● WHAT NEEDS TO BE DONE
From the listing below, output the lines between the one with "Decode this chart: output" and the one with "Give me the", including those two, and nothing else. Pictures are not copied.

● Saved data entries
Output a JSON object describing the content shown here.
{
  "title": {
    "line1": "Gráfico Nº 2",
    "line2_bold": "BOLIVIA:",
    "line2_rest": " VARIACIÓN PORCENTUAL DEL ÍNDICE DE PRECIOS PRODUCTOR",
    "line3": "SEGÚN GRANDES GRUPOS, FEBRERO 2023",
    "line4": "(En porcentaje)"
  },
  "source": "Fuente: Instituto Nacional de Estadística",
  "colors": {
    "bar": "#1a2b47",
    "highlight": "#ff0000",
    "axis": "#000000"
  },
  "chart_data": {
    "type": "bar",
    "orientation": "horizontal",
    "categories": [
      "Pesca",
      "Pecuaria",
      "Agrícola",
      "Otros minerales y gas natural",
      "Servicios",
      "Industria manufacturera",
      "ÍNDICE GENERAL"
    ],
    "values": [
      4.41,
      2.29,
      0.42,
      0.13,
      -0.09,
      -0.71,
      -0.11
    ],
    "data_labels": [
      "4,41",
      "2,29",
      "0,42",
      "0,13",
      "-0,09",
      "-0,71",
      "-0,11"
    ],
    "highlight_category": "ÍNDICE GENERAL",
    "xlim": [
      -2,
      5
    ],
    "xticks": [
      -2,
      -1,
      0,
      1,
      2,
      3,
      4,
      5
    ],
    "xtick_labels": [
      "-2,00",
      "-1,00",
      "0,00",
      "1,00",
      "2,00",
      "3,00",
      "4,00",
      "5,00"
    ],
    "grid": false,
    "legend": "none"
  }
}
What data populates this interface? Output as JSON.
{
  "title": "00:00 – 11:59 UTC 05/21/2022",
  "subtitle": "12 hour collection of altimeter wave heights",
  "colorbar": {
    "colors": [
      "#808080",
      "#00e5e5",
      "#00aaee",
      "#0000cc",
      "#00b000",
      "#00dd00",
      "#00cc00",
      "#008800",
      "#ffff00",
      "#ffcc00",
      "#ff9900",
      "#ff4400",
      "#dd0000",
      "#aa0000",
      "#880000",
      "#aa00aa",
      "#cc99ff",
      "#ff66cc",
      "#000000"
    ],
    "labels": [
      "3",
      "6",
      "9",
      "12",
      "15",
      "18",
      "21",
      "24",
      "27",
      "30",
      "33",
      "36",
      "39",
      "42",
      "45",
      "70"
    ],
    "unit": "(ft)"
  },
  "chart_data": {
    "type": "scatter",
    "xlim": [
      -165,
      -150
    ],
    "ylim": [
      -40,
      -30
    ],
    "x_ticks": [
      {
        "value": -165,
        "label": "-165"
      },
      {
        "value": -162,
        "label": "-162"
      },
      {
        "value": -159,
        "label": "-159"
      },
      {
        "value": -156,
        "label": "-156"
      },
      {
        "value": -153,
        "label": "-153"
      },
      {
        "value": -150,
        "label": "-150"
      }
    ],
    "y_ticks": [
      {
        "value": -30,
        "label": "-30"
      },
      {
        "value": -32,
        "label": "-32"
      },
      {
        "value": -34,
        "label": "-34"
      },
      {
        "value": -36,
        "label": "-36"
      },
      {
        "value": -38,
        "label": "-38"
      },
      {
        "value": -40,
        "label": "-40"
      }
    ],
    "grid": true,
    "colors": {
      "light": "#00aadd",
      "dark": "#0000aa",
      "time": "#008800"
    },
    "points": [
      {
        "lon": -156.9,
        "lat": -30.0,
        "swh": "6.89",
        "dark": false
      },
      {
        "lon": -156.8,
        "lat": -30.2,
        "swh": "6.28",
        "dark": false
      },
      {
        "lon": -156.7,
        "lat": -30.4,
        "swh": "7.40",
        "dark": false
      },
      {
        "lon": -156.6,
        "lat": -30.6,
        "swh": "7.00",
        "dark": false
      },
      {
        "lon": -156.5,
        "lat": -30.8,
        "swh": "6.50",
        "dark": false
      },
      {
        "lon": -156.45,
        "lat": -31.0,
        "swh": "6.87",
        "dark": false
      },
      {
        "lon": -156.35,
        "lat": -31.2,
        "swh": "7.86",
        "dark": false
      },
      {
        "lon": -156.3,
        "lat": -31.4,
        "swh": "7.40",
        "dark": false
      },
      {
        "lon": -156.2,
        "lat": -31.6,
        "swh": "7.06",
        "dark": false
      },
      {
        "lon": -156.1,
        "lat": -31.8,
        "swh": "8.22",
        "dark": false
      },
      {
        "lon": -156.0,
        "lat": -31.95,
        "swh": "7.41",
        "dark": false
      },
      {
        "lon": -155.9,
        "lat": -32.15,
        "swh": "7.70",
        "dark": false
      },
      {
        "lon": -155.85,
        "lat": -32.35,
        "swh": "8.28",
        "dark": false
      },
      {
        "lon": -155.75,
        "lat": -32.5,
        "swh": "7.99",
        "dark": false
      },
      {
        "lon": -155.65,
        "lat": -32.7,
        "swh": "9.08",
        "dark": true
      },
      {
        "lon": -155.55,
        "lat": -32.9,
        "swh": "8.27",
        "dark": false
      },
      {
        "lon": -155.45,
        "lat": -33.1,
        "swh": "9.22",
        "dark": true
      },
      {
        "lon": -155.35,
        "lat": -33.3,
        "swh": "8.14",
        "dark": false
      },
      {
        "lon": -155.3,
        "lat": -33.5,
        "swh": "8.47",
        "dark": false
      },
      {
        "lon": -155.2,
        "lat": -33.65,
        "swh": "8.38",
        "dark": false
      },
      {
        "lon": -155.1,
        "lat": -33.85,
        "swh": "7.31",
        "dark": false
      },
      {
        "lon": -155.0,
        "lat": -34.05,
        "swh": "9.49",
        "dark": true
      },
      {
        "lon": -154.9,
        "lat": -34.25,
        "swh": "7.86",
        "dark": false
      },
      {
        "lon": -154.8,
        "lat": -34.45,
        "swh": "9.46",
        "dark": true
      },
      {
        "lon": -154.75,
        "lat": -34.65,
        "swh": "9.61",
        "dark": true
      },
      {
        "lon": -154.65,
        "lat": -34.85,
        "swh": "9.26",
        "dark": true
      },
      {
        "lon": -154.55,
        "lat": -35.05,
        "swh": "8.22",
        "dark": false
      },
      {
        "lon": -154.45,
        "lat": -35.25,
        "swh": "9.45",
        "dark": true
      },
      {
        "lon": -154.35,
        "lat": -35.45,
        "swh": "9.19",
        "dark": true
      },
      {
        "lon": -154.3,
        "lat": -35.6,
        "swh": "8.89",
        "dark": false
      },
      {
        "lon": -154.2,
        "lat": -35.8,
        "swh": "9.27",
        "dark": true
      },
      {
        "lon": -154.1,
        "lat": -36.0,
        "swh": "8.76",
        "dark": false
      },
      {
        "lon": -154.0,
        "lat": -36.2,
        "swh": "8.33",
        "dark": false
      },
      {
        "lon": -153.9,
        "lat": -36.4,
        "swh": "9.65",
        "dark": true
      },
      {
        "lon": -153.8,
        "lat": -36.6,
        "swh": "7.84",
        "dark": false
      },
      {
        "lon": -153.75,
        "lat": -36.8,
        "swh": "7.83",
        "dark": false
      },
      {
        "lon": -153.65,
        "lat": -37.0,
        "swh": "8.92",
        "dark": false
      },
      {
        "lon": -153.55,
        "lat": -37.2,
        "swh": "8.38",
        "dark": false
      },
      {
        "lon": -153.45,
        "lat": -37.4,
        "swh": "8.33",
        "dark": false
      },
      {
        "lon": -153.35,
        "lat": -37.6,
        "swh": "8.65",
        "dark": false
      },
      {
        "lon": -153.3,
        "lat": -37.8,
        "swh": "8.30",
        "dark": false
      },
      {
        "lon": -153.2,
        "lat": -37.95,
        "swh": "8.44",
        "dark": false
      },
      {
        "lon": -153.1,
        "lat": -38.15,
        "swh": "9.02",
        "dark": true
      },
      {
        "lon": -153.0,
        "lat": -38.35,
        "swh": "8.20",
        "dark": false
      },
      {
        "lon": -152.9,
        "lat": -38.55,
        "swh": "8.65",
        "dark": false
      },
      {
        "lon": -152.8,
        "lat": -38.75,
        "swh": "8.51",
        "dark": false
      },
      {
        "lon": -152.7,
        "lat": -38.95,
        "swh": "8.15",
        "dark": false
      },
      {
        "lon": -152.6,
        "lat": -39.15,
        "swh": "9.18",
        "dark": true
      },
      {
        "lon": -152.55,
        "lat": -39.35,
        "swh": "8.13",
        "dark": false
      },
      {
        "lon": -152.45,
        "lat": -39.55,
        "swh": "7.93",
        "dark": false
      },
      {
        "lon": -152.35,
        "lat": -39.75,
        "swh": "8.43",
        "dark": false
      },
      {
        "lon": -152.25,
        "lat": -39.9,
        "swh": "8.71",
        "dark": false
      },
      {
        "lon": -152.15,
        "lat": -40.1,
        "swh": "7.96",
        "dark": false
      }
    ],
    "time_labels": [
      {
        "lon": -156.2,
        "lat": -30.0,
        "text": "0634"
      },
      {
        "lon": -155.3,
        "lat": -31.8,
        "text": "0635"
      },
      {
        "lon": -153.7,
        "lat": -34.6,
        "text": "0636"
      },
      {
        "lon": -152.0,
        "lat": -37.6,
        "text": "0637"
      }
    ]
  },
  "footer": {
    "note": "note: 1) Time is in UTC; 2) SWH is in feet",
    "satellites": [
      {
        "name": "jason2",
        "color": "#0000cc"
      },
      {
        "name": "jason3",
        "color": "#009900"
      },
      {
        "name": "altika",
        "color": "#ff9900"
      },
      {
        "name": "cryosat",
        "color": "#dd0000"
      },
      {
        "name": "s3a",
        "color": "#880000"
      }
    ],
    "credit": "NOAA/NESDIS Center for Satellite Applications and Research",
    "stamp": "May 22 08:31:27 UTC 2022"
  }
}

* * *

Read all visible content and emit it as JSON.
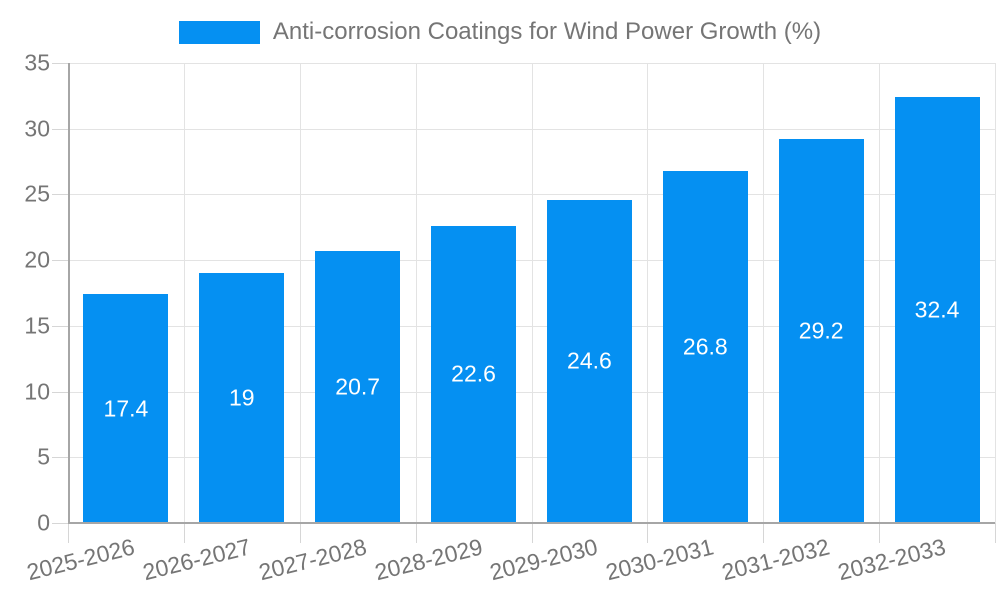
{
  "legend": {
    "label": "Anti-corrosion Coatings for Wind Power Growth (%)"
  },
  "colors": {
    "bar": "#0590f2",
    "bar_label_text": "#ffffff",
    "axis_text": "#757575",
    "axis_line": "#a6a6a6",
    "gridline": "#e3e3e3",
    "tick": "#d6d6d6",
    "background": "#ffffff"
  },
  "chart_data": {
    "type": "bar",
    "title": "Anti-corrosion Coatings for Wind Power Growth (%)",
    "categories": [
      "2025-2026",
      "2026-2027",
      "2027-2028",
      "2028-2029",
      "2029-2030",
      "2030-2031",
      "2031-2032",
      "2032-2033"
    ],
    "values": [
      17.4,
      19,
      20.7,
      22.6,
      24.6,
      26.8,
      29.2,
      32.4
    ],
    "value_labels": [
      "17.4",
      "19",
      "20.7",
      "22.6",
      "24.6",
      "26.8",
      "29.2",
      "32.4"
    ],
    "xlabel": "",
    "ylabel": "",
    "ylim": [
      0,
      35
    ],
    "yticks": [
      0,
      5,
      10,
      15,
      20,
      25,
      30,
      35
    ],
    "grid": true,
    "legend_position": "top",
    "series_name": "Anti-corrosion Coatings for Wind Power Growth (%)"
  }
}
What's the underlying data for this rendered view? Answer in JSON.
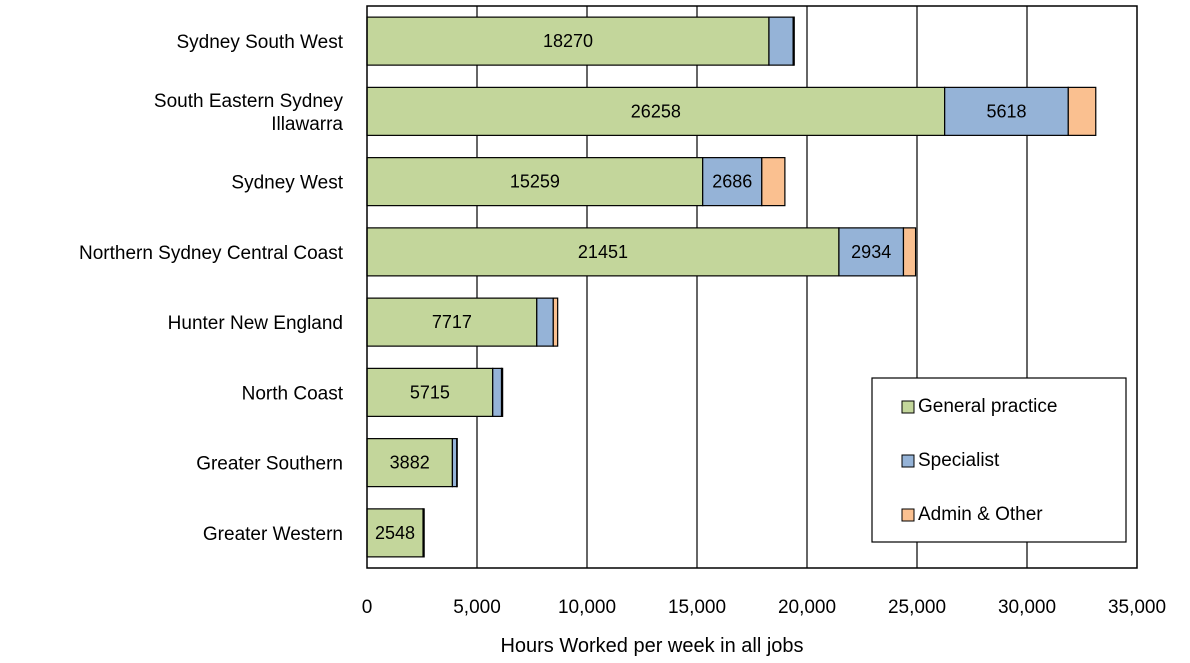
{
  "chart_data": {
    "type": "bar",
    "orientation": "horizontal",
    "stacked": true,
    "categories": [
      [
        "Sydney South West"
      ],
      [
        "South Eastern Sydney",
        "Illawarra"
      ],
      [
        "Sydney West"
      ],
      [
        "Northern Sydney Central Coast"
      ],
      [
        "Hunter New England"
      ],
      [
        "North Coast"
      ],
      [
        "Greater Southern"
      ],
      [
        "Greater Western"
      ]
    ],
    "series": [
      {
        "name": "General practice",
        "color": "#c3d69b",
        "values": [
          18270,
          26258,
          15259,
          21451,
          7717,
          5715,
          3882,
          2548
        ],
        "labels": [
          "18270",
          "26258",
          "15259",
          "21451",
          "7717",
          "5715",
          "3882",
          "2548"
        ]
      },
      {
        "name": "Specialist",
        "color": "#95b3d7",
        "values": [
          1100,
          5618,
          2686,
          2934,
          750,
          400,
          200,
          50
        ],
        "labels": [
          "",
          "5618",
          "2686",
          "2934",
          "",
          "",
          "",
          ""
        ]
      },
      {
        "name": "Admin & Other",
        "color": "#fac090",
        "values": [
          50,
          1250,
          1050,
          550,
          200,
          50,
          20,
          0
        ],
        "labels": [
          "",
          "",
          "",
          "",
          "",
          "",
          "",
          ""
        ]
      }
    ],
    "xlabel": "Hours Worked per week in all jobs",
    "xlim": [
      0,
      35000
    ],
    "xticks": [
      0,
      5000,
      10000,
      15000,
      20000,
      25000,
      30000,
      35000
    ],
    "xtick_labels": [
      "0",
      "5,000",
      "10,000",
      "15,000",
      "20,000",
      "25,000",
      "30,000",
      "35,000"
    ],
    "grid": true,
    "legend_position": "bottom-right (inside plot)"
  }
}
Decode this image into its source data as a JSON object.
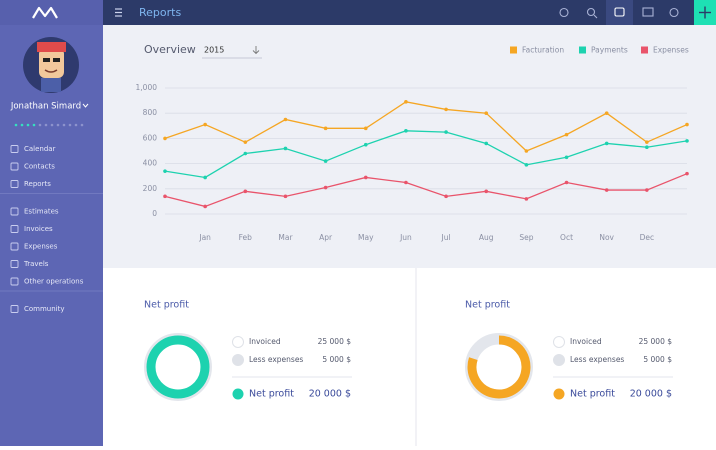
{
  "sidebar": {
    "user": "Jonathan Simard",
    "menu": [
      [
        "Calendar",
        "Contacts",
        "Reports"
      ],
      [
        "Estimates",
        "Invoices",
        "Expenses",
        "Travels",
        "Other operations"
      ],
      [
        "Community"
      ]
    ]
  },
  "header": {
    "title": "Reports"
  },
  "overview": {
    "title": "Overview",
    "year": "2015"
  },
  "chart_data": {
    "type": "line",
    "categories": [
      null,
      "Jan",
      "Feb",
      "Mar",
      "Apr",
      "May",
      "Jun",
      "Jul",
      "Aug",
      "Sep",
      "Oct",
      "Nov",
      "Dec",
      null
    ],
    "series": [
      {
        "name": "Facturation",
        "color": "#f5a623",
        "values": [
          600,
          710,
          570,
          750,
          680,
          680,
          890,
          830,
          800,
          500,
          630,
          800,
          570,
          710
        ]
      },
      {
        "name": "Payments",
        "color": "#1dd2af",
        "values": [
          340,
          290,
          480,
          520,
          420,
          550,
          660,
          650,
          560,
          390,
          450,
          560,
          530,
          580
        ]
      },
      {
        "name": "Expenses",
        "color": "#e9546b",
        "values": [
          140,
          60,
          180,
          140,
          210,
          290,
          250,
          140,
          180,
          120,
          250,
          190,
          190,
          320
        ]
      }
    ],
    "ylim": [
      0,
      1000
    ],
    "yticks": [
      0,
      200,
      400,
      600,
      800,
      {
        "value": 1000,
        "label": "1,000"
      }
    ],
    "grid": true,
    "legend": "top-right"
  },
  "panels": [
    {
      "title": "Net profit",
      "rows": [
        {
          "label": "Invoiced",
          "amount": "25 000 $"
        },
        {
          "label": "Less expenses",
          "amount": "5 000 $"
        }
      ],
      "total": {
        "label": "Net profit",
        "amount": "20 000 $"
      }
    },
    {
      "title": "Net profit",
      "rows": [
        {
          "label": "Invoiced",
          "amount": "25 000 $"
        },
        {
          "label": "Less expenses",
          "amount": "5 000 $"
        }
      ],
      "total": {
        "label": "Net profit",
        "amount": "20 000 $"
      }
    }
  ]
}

---

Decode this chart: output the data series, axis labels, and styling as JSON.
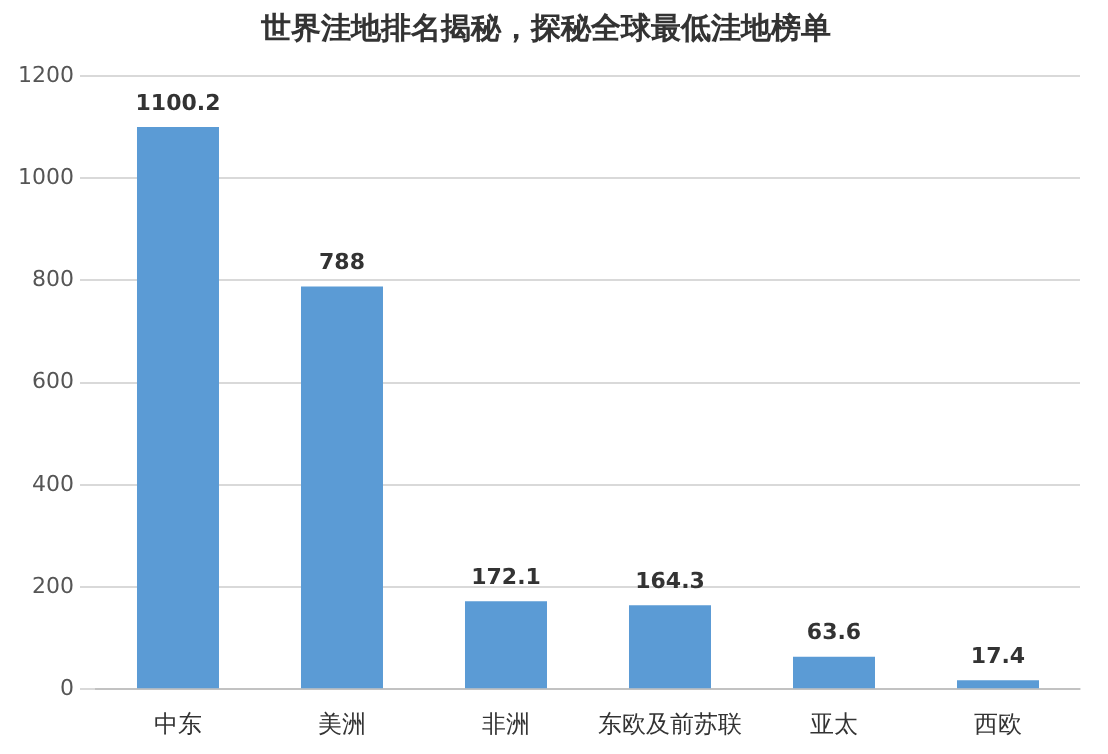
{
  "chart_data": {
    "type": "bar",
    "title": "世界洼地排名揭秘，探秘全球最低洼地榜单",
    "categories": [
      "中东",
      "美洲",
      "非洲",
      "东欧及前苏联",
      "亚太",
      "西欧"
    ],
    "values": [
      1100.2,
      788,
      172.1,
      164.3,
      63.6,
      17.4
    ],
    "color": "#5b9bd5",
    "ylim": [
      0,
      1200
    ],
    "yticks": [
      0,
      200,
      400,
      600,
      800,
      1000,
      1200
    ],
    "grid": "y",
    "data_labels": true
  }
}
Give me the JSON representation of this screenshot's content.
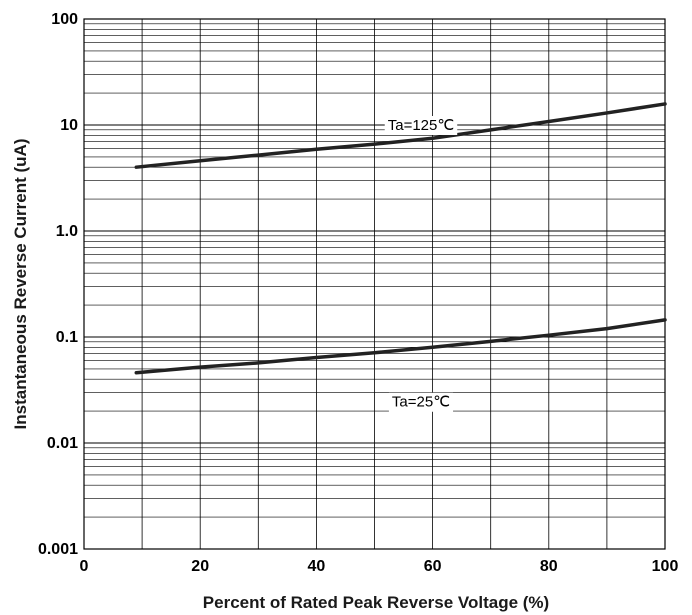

● ANSWER TO THE TASK
Decode this chart: output the data series, axis labels, and styling as JSON.
{
  "chart_data": {
    "type": "bar",
    "title": "世界洼地排名揭秘，探秘全球最低洼地榜单",
    "categories": [
      "中东",
      "美洲",
      "非洲",
      "东欧及前苏联",
      "亚太",
      "西欧"
    ],
    "values": [
      1100.2,
      788,
      172.1,
      164.3,
      63.6,
      17.4
    ],
    "color": "#5b9bd5",
    "ylim": [
      0,
      1200
    ],
    "yticks": [
      0,
      200,
      400,
      600,
      800,
      1000,
      1200
    ],
    "grid": "y",
    "data_labels": true
  }
}
Give me the JSON representation of this screenshot's content.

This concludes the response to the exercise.